▸ **DATA SHOWN**:
● ● ●

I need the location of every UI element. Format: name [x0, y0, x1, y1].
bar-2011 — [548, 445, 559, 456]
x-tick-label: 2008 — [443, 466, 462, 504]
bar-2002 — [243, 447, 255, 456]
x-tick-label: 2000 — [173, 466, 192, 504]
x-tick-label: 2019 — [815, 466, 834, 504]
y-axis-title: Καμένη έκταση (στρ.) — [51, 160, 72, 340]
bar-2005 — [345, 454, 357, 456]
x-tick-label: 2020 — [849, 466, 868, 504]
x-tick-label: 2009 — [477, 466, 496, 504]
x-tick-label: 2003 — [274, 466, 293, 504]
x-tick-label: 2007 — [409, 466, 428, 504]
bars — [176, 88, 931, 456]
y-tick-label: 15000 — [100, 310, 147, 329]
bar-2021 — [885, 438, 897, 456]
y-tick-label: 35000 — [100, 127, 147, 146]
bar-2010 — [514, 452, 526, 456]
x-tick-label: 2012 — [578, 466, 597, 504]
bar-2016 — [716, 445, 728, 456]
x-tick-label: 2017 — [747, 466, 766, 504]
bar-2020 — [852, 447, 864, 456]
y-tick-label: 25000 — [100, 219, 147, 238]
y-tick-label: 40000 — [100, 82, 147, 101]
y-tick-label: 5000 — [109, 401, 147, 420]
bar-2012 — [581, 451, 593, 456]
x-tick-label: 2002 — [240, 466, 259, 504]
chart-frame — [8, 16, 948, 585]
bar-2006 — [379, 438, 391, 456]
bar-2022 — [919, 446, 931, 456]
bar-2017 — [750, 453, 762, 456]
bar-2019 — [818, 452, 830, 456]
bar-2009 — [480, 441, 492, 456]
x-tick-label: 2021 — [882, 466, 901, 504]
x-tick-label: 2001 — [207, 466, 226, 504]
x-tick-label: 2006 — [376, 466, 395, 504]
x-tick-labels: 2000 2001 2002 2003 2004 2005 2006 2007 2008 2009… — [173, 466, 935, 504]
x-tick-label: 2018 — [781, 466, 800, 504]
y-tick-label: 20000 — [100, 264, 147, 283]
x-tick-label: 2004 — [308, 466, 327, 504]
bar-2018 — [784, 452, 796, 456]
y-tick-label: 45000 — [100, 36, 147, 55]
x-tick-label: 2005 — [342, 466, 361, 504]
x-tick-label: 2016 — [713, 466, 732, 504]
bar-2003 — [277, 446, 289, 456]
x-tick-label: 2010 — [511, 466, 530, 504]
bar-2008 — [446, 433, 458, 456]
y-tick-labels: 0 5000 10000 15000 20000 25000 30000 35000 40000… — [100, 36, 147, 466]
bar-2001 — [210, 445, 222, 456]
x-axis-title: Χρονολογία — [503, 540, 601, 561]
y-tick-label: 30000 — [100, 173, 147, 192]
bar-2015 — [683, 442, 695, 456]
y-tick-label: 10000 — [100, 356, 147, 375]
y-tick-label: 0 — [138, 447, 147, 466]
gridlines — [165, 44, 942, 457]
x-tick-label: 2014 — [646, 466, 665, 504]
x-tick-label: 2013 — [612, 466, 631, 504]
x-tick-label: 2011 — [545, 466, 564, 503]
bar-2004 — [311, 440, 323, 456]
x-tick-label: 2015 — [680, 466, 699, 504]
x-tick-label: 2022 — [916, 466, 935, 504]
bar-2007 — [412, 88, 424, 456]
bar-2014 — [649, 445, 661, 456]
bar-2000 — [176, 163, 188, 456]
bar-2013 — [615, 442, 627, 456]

● ● ●

▸ **WHAT TO PRODUCE**:
Arrange the items above, from the first line up to and including the line with "y-tick-labels: 0 5000", as a JSON list of strings with one string per line. Leave out blank lines.

▸ **EXERCISE SOLUTION**:
[
  "I need the location of every UI element. Format: name [x0, y0, x1, y1].",
  "bar-2011 — [548, 445, 559, 456]",
  "x-tick-label: 2008 — [443, 466, 462, 504]",
  "bar-2002 — [243, 447, 255, 456]",
  "x-tick-label: 2000 — [173, 466, 192, 504]",
  "x-tick-label: 2019 — [815, 466, 834, 504]",
  "y-axis-title: Καμένη έκταση (στρ.) — [51, 160, 72, 340]",
  "bar-2005 — [345, 454, 357, 456]",
  "x-tick-label: 2020 — [849, 466, 868, 504]",
  "x-tick-label: 2009 — [477, 466, 496, 504]",
  "x-tick-label: 2003 — [274, 466, 293, 504]",
  "x-tick-label: 2007 — [409, 466, 428, 504]",
  "bars — [176, 88, 931, 456]",
  "y-tick-label: 15000 — [100, 310, 147, 329]",
  "bar-2021 — [885, 438, 897, 456]",
  "y-tick-label: 35000 — [100, 127, 147, 146]",
  "bar-2010 — [514, 452, 526, 456]",
  "x-tick-label: 2012 — [578, 466, 597, 504]",
  "bar-2016 — [716, 445, 728, 456]",
  "x-tick-label: 2017 — [747, 466, 766, 504]",
  "bar-2020 — [852, 447, 864, 456]",
  "y-tick-label: 25000 — [100, 219, 147, 238]",
  "y-tick-label: 40000 — [100, 82, 147, 101]",
  "y-tick-label: 5000 — [109, 401, 147, 420]",
  "bar-2012 — [581, 451, 593, 456]",
  "x-tick-label: 2002 — [240, 466, 259, 504]",
  "chart-frame — [8, 16, 948, 585]",
  "bar-2006 — [379, 438, 391, 456]",
  "bar-2022 — [919, 446, 931, 456]",
  "bar-2017 — [750, 453, 762, 456]",
  "bar-2019 — [818, 452, 830, 456]",
  "bar-2009 — [480, 441, 492, 456]",
  "x-tick-label: 2021 — [882, 466, 901, 504]",
  "x-tick-label: 2001 — [207, 466, 226, 504]",
  "x-tick-label: 2006 — [376, 466, 395, 504]",
  "x-tick-labels: 2000 2001 2002 2003 2004 2005 2006 2007 2008 2009… — [173, 466, 935, 504]",
  "x-tick-label: 2018 — [781, 466, 800, 504]",
  "y-tick-label: 20000 — [100, 264, 147, 283]",
  "x-tick-label: 2004 — [308, 466, 327, 504]",
  "bar-2018 — [784, 452, 796, 456]",
  "y-tick-label: 45000 — [100, 36, 147, 55]",
  "x-tick-label: 2005 — [342, 466, 361, 504]",
  "x-tick-label: 2016 — [713, 466, 732, 504]",
  "bar-2003 — [277, 446, 289, 456]",
  "x-tick-label: 2010 — [511, 466, 530, 504]",
  "bar-2008 — [446, 433, 458, 456]",
  "y-tick-labels: 0 5000 10000 15000 20000 25000 30000 35000 40000… — [100, 36, 147, 466]"
]